Stated exercise — How many lines in this material include the string "page"? Answer with the number and nothing further.

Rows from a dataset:
——
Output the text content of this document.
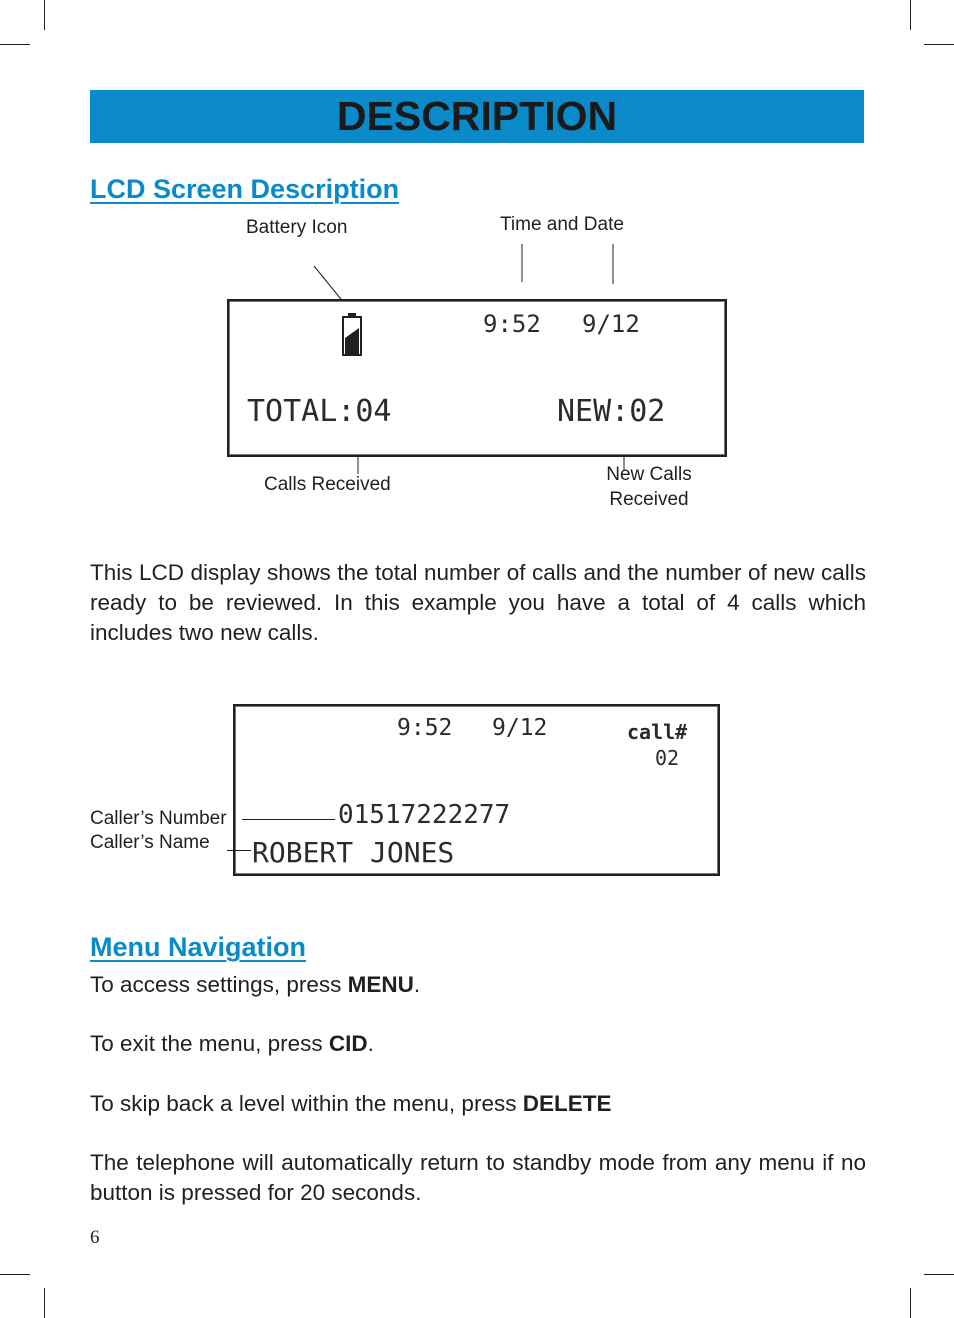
DESCRIPTION
LCD Screen Description
Battery Icon	Time and Date
9:52 9/12
TOTAL:04	NEW:02
Calls Received	New Calls
Received
This LCD display shows the total number of calls and the number of new calls ready to be reviewed. In this example you have a total of 4 calls which includes two new calls.
9:52 9/12	call#
02
01517222277
ROBERT JONES
Caller’s Number
Caller’s Name
Menu Navigation
To access settings, press MENU.
To exit the menu, press CID.
To skip back a level within the menu, press DELETE
The telephone will automatically return to standby mode from any menu if no button is pressed for 20 seconds.
6
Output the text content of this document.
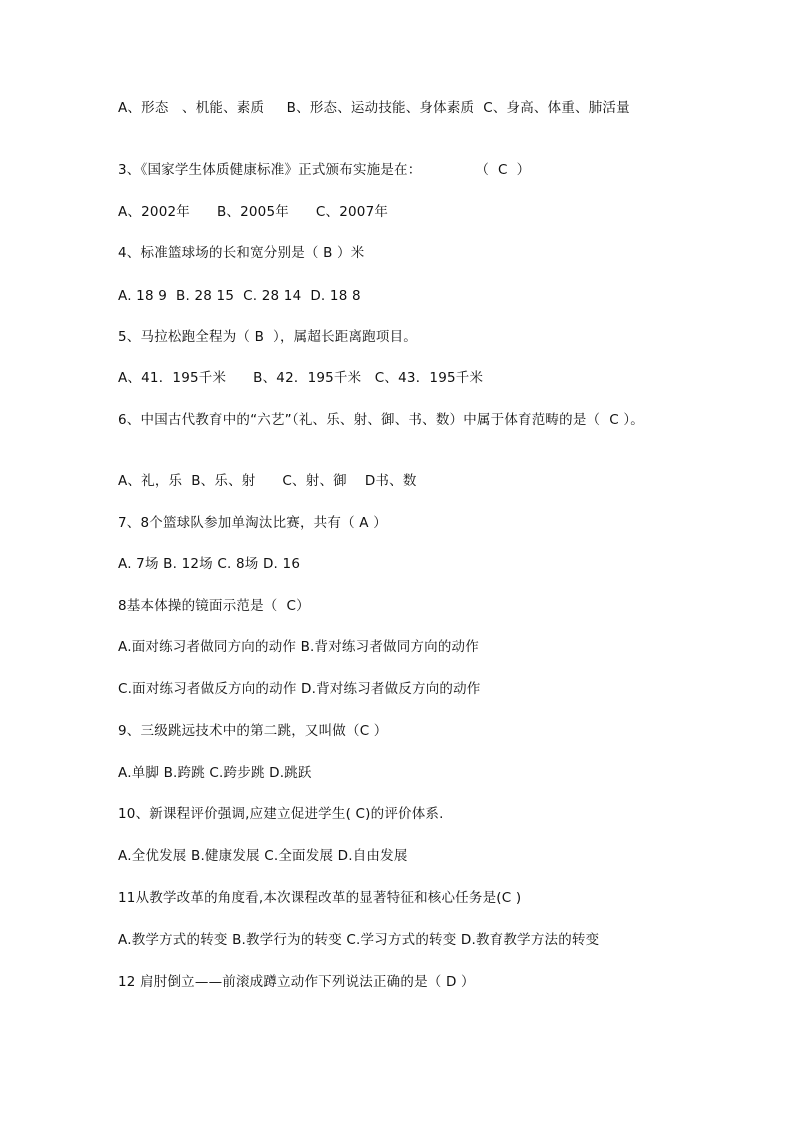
A、形态   、机能、素质     B、形态、运动技能、身体素质  C、身高、体重、肺活量
3、《国家学生体质健康标准》正式颁布实施是在：            （  C  ）
A、2002年      B、2005年      C、2007年
4、标准篮球场的长和宽分别是（ B ）米
A. 18 9  B. 28 15  C. 28 14  D. 18 8
5、马拉松跑全程为（ B  ），属超长距离跑项目。
A、41．195千米      B、42．195千米   C、43．195千米
6、中国古代教育中的“六艺”（礼、乐、射、御、书、数）中属于体育范畴的是（  C ）。
A、礼，乐  B、乐、射      C、射、御    D书、数
7、8个篮球队参加单淘汰比赛，共有（ A ）
A. 7场 B. 12场 C. 8场 D. 16
8基本体操的镜面示范是（  C）
A.面对练习者做同方向的动作 B.背对练习者做同方向的动作
C.面对练习者做反方向的动作 D.背对练习者做反方向的动作
9、三级跳远技术中的第二跳，又叫做（C ）
A.单脚 B.跨跳 C.跨步跳 D.跳跃
10、新课程评价强调,应建立促进学生( C)的评价体系.
A.全优发展 B.健康发展 C.全面发展 D.自由发展
11从教学改革的角度看,本次课程改革的显著特征和核心任务是(C )
A.教学方式的转变 B.教学行为的转变 C.学习方式的转变 D.教育教学方法的转变
12 肩肘倒立——前滚成蹲立动作下列说法正确的是（ D ）
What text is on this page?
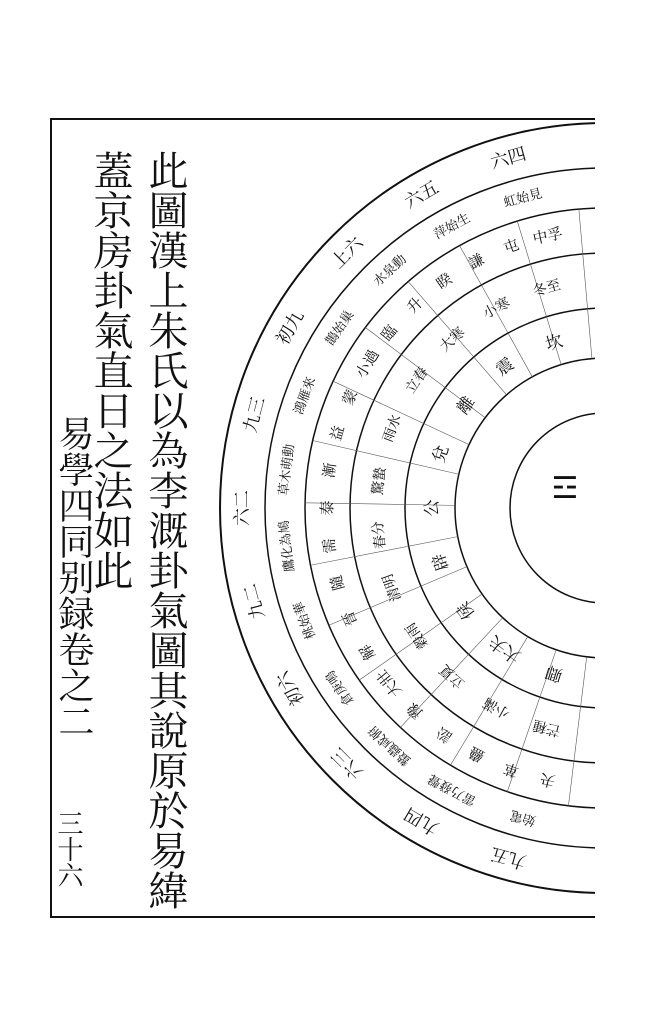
此圖漢上朱氏以為李溉卦氣圖其說原於易緯
蓋京房卦氣直日之法如此
易學四同别録卷之二
三十六
六四
六五
上六
初九
九三
六二
九二
初六
六三
九四
九五
虹始見
萍始生
水泉動
鵲始巢
鴻雁來
草木萌動
鷹化為鳩
桃始華
倉庚鳴
蟄蟲咸俯
雷乃發聲
始電
中孚
屯
謙
睽
升
臨
小過
蒙
益
漸
泰
需
隨
晉
解
大壯
豫
訟
蠱
革 夬
冬至
小寒
大寒
立春
雨水
驚蟄
春分
清明
穀雨
立夏
小滿
芒種
坎
震
離
兌
公
辟
侯
大夫
卿
☲
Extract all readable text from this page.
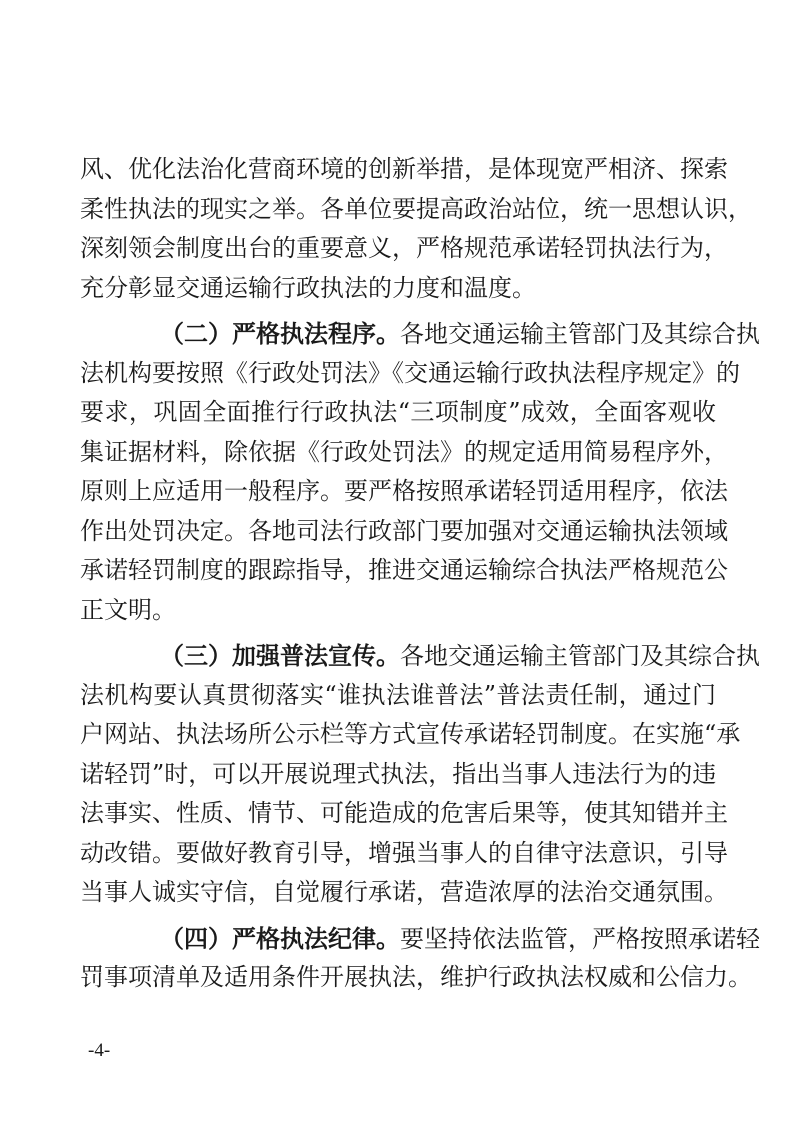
风、优化法治化营商环境的创新举措，是体现宽严相济、探索
柔性执法的现实之举。各单位要提高政治站位，统一思想认识，
深刻领会制度出台的重要意义，严格规范承诺轻罚执法行为，
充分彰显交通运输行政执法的力度和温度。
（二）严格执法程序。各地交通运输主管部门及其综合执
法机构要按照《行政处罚法》《交通运输行政执法程序规定》的
要求，巩固全面推行行政执法“三项制度”成效，全面客观收
集证据材料，除依据《行政处罚法》的规定适用简易程序外，
原则上应适用一般程序。要严格按照承诺轻罚适用程序，依法
作出处罚决定。各地司法行政部门要加强对交通运输执法领域
承诺轻罚制度的跟踪指导，推进交通运输综合执法严格规范公
正文明。
（三）加强普法宣传。各地交通运输主管部门及其综合执
法机构要认真贯彻落实“谁执法谁普法”普法责任制，通过门
户网站、执法场所公示栏等方式宣传承诺轻罚制度。在实施“承
诺轻罚”时，可以开展说理式执法，指出当事人违法行为的违
法事实、性质、情节、可能造成的危害后果等，使其知错并主
动改错。要做好教育引导，增强当事人的自律守法意识，引导
当事人诚实守信，自觉履行承诺，营造浓厚的法治交通氛围。
（四）严格执法纪律。要坚持依法监管，严格按照承诺轻
罚事项清单及适用条件开展执法，维护行政执法权威和公信力。
-4-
——
Exercise answer — 2